* _Data records_
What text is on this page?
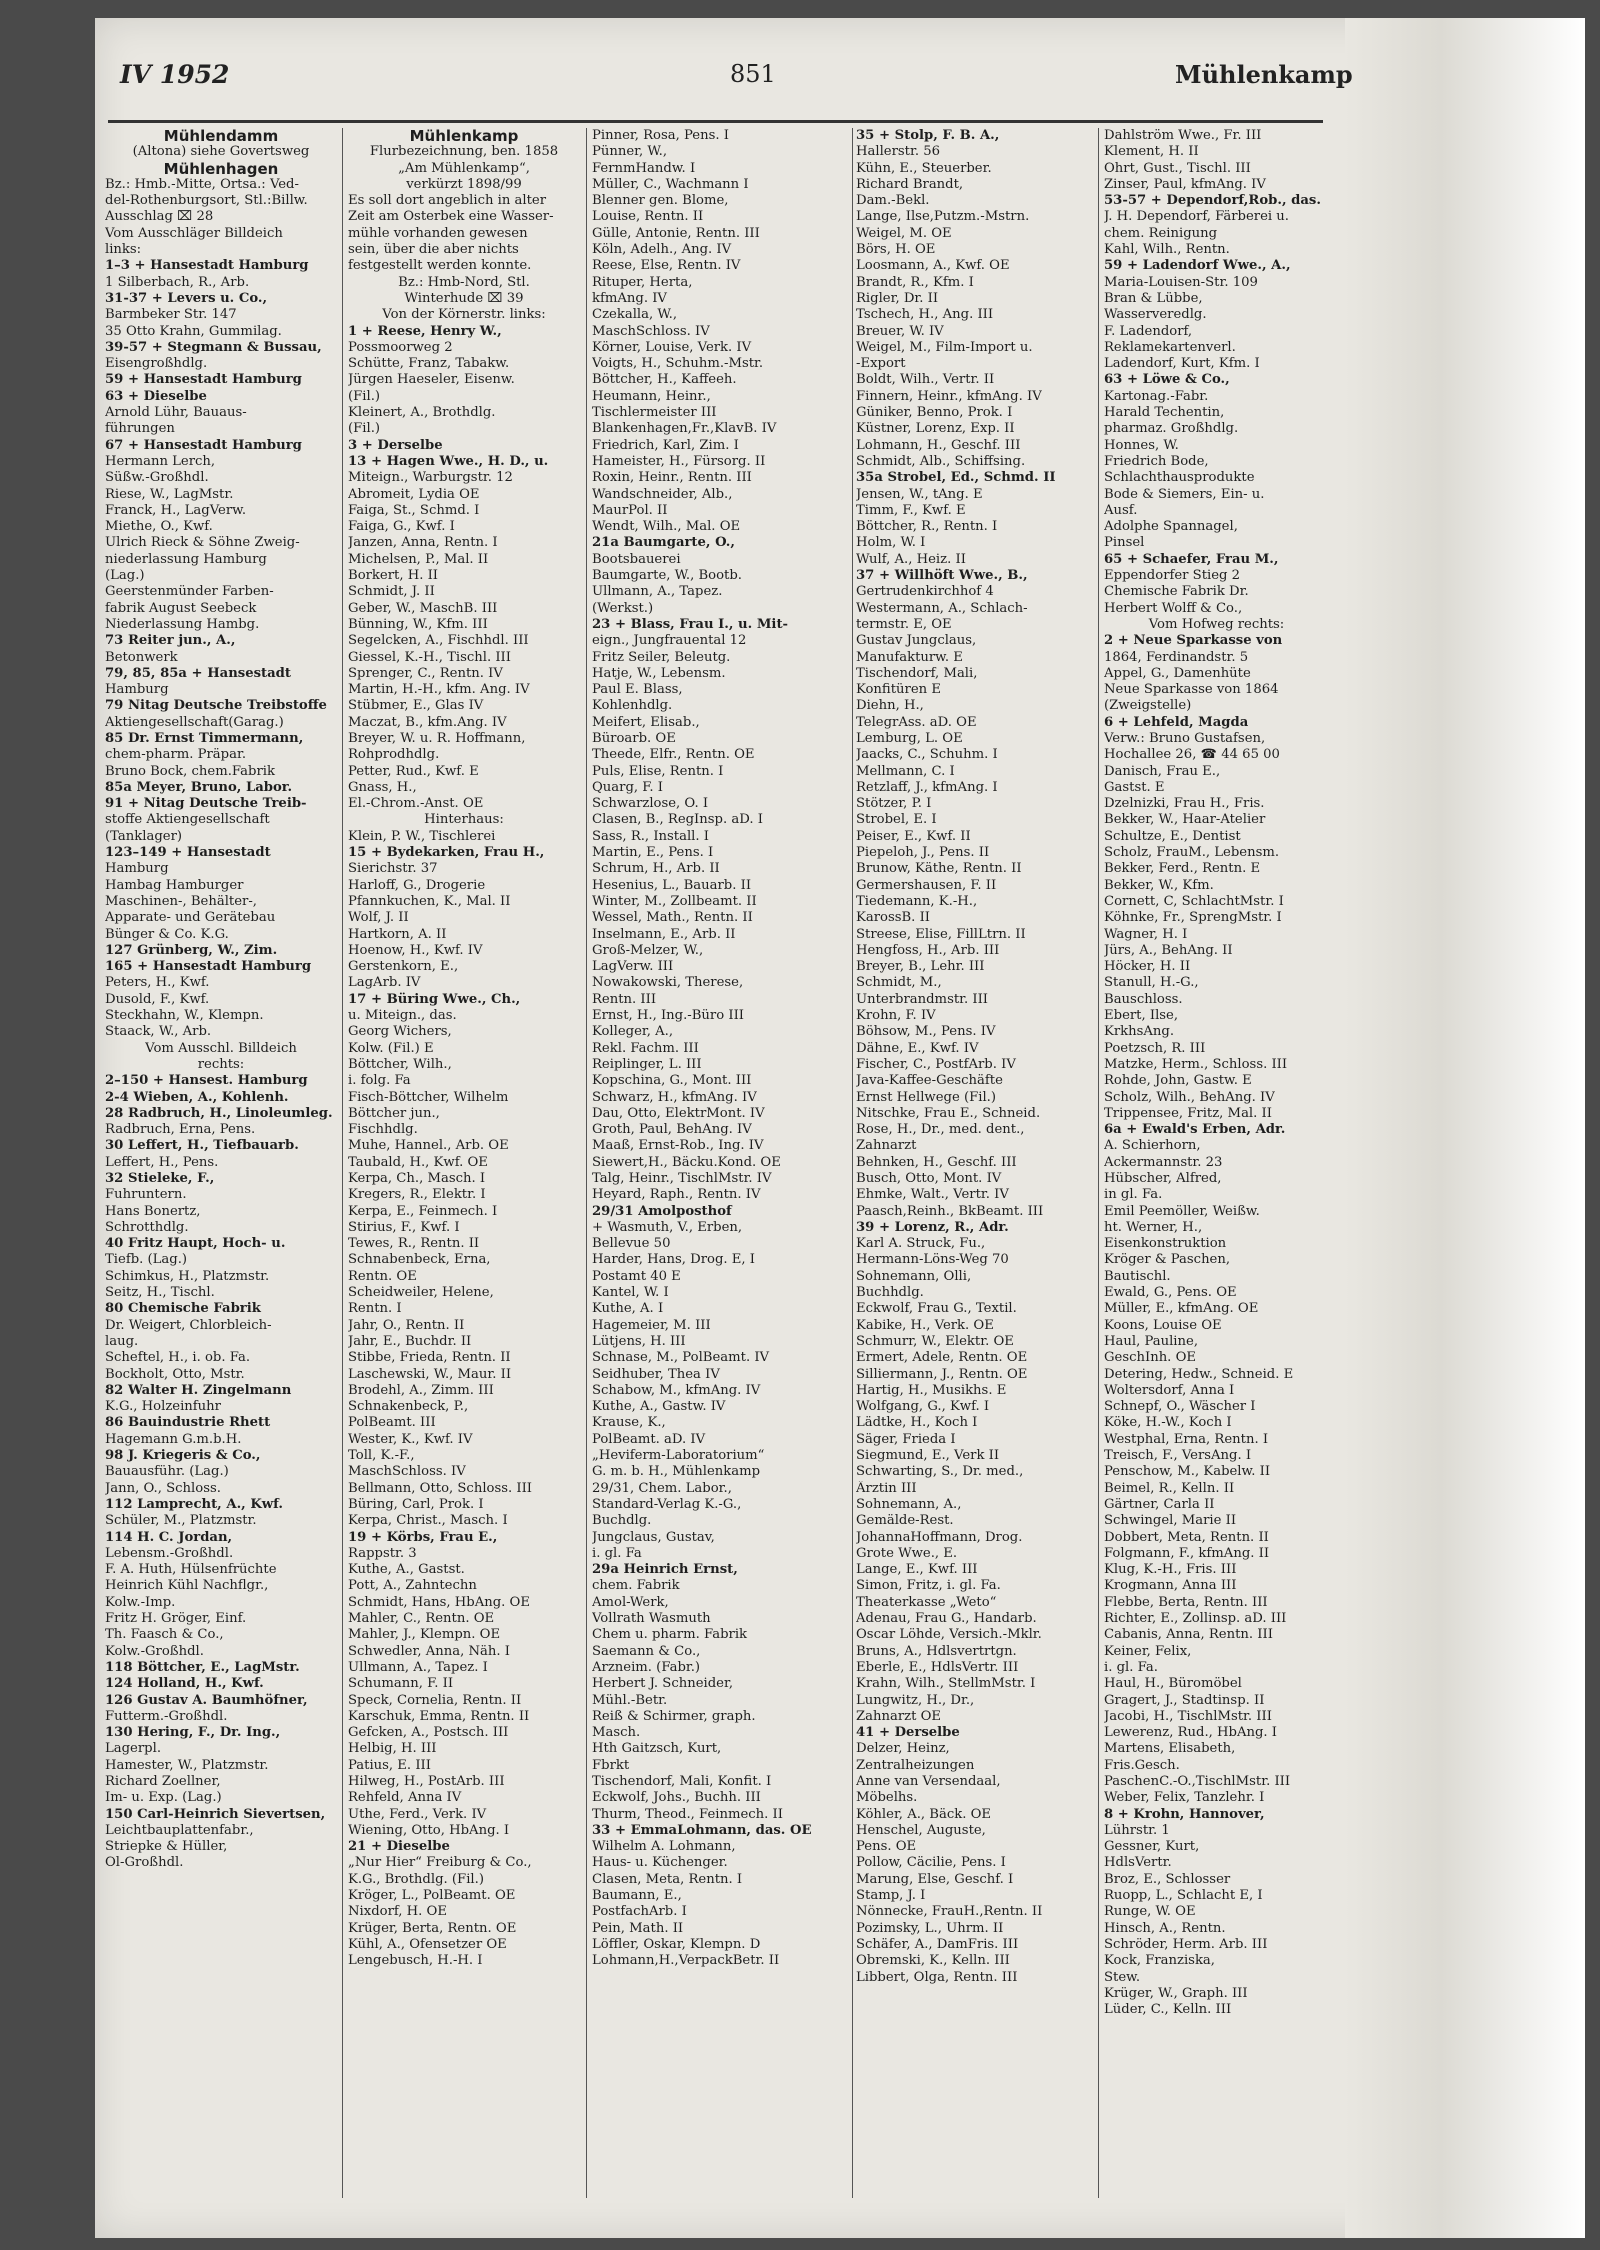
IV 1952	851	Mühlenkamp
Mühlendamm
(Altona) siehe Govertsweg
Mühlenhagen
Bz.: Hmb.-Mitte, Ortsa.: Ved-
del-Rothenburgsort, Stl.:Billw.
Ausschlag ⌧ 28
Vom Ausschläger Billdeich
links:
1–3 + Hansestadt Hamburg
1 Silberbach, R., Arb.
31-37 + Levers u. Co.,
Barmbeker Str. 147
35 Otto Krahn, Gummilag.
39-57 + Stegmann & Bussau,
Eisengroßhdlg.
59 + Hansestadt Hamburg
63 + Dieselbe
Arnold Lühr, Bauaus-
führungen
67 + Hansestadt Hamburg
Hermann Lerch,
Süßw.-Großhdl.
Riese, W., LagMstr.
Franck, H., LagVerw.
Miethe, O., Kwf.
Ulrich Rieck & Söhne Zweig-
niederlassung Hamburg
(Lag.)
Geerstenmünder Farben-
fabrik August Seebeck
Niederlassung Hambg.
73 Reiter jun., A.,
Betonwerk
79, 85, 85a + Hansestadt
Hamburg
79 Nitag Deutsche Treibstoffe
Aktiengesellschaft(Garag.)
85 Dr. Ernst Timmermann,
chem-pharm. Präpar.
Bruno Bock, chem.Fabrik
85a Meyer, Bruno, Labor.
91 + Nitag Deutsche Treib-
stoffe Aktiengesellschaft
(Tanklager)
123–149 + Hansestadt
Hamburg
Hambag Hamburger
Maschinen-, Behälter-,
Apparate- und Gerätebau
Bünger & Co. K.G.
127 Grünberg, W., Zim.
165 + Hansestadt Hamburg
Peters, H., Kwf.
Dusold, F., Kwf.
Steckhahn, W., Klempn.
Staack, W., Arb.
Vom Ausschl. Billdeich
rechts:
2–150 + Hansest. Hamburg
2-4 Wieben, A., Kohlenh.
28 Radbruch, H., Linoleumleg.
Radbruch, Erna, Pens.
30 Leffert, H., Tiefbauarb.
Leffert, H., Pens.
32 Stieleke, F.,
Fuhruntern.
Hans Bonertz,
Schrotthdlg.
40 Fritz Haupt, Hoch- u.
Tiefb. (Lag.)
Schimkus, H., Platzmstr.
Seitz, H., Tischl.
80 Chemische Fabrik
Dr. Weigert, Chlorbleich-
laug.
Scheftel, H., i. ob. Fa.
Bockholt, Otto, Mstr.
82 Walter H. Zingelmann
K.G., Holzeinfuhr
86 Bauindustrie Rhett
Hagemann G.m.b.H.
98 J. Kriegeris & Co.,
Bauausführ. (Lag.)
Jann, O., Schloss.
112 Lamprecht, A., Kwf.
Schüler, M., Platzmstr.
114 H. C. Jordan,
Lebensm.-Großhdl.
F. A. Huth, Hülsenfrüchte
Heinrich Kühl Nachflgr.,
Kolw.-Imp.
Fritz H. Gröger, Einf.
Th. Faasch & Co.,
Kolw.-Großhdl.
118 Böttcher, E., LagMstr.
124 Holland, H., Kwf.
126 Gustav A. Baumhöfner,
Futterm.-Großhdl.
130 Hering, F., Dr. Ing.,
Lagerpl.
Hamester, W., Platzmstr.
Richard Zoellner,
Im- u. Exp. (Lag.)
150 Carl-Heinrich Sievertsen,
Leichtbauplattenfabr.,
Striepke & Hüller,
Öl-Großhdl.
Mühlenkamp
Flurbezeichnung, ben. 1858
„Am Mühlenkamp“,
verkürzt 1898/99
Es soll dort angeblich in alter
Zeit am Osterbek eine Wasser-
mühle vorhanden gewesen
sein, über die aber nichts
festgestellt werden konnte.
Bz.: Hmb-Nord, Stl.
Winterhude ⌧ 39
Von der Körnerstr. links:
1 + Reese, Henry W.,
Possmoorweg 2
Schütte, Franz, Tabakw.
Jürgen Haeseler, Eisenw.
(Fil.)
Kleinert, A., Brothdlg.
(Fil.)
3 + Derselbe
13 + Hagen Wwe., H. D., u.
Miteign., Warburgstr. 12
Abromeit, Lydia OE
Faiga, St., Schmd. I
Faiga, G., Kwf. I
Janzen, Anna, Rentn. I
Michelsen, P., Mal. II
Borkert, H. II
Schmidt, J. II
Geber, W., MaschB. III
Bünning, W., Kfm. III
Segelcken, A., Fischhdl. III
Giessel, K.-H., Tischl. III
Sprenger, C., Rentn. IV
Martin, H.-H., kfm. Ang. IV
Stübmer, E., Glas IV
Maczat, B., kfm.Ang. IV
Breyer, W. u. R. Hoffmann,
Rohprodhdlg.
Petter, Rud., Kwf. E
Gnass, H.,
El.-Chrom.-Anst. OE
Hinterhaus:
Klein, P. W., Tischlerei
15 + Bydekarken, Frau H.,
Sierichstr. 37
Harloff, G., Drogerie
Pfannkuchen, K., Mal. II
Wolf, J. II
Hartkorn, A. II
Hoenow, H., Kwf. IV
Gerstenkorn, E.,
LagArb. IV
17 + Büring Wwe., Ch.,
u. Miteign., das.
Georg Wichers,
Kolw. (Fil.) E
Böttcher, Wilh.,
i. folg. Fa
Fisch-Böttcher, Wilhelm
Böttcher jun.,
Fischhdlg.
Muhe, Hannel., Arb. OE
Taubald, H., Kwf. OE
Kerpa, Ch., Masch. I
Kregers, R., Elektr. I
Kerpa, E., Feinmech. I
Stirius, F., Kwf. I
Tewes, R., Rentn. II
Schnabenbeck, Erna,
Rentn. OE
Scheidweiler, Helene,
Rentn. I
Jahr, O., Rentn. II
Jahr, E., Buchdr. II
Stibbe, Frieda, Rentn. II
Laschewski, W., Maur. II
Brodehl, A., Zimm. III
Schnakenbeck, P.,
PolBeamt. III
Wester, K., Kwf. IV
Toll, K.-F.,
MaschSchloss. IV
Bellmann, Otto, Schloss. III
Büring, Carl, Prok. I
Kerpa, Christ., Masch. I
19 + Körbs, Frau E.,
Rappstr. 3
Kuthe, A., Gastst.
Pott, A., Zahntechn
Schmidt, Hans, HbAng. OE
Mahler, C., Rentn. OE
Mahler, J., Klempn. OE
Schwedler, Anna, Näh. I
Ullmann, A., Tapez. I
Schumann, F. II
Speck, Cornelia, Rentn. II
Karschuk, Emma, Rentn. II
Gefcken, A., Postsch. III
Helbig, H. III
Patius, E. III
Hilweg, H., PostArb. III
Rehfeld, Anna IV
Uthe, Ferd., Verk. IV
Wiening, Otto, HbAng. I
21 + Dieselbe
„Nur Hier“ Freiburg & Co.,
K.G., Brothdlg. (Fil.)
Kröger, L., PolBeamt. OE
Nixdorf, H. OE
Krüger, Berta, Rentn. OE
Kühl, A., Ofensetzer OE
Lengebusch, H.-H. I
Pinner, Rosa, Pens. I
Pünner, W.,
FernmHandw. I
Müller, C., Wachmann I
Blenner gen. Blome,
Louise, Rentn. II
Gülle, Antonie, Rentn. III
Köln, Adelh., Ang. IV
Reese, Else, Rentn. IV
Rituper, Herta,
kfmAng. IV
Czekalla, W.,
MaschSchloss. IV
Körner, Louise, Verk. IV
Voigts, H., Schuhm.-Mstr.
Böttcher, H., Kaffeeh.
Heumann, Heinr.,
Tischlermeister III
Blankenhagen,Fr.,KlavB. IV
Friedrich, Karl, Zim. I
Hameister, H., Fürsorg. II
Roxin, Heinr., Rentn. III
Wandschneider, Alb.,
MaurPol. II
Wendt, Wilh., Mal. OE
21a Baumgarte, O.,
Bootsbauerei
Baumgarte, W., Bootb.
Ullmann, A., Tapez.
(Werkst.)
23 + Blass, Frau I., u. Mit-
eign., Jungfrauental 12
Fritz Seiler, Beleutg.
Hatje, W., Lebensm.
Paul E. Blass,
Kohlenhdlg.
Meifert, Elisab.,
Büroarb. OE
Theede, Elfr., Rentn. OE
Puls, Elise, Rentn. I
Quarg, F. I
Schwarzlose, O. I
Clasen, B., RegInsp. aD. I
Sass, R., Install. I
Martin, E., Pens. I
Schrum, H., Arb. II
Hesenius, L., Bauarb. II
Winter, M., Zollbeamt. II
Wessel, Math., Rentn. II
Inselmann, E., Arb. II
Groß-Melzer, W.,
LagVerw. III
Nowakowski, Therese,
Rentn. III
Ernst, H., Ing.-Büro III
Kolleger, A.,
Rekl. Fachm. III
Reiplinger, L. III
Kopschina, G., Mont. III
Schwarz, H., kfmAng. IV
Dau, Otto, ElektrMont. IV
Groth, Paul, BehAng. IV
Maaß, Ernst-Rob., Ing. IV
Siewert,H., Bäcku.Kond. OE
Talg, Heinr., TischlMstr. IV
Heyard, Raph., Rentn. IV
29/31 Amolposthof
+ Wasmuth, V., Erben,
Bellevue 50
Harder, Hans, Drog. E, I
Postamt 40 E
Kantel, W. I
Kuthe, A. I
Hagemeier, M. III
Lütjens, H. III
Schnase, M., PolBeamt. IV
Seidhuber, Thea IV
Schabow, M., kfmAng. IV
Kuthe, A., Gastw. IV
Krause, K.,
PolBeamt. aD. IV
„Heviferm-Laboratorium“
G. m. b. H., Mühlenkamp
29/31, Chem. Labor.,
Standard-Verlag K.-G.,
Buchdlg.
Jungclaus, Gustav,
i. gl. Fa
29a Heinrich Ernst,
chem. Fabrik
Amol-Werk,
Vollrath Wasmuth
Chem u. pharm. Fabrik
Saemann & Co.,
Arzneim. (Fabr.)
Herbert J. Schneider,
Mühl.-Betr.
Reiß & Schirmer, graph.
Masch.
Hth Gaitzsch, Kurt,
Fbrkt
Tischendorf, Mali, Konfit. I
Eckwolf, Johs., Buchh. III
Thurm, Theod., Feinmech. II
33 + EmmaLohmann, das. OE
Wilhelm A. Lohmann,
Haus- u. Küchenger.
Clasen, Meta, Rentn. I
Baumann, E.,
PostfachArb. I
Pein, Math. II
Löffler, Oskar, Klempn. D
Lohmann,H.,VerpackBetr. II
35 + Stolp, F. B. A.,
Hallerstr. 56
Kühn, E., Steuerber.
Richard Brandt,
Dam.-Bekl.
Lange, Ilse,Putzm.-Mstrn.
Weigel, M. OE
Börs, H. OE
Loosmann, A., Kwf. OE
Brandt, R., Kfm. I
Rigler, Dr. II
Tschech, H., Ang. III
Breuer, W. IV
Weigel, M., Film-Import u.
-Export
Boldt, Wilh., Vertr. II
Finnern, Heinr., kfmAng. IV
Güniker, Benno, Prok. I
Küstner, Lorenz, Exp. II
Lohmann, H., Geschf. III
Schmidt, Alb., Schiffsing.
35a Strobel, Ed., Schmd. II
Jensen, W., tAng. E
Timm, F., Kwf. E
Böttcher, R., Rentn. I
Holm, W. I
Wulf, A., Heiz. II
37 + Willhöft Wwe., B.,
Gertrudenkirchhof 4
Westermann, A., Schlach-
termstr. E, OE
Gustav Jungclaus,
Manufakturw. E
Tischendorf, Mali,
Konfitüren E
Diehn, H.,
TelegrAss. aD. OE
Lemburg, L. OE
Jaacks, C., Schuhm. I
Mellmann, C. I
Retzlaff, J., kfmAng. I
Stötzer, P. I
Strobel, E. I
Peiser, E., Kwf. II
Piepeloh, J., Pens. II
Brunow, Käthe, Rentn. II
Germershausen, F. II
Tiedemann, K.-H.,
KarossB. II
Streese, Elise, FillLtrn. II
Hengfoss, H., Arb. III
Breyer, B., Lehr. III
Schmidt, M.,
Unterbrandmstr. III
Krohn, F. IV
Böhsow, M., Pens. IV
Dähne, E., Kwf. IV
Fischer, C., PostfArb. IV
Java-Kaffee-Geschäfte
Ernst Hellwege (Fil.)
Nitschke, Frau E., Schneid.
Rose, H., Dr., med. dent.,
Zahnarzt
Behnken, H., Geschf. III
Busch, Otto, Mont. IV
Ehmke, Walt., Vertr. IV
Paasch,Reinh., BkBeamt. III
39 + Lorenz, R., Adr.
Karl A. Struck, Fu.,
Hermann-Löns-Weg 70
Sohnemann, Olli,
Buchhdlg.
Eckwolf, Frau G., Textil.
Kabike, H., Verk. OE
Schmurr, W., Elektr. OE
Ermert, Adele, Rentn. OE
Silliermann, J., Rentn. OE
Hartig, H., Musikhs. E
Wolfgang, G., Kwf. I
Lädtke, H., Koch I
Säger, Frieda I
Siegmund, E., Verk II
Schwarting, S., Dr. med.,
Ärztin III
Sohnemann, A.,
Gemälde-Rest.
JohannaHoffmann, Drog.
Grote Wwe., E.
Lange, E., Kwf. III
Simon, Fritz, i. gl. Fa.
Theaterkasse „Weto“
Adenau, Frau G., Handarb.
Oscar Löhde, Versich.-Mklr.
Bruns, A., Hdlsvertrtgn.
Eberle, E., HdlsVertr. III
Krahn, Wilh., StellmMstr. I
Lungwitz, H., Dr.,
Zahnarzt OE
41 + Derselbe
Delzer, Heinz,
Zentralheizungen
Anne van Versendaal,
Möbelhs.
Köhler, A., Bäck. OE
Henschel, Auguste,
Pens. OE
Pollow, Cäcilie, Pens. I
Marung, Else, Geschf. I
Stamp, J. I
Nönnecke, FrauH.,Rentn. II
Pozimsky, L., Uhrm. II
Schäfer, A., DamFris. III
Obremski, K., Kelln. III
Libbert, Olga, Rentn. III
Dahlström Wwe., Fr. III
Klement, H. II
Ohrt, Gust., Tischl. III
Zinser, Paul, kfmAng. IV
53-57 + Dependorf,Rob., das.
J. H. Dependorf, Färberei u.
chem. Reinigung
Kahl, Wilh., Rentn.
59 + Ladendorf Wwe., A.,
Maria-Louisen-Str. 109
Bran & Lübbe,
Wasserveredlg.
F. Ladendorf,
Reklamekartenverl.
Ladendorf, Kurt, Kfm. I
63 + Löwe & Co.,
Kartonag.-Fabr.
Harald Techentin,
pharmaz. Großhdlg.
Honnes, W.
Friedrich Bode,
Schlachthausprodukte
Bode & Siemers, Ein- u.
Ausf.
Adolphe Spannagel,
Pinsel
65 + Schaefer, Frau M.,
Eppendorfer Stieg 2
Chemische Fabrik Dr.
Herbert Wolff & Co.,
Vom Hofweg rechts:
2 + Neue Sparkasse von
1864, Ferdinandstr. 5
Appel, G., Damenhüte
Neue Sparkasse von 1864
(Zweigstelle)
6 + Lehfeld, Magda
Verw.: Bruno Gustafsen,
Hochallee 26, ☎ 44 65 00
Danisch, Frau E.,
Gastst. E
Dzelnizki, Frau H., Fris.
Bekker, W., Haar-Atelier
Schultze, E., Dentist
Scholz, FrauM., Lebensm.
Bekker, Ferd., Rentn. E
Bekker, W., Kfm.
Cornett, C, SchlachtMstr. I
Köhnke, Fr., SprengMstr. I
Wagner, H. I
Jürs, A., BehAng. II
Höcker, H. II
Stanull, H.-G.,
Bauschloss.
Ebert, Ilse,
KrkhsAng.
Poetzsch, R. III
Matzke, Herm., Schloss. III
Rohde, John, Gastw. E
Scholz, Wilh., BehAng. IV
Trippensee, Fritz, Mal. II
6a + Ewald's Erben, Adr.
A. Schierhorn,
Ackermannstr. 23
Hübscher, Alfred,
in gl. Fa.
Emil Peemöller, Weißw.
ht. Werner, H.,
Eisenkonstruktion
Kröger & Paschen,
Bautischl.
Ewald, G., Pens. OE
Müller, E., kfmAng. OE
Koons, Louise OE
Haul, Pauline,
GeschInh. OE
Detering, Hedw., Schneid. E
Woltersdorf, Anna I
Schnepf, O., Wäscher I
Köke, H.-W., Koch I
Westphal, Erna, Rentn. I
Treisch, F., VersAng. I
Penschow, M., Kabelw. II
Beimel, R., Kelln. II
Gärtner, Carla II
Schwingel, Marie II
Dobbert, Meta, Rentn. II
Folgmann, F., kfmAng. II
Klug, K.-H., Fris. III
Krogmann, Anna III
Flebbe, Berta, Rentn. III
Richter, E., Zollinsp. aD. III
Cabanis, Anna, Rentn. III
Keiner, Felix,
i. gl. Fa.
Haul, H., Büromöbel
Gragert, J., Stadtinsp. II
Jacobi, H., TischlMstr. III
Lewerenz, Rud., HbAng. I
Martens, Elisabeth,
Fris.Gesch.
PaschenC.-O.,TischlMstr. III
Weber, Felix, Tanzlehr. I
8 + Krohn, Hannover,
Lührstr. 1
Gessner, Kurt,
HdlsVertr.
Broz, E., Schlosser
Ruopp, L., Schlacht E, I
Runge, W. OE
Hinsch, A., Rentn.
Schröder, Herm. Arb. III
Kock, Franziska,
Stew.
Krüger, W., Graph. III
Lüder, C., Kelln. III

* _STATED EXERCISE_
List each line holding the string "Lorenz".

* _RESULT OF THE TASK_
Küstner, Lorenz, Exp. II
39 + Lorenz, R., Adr.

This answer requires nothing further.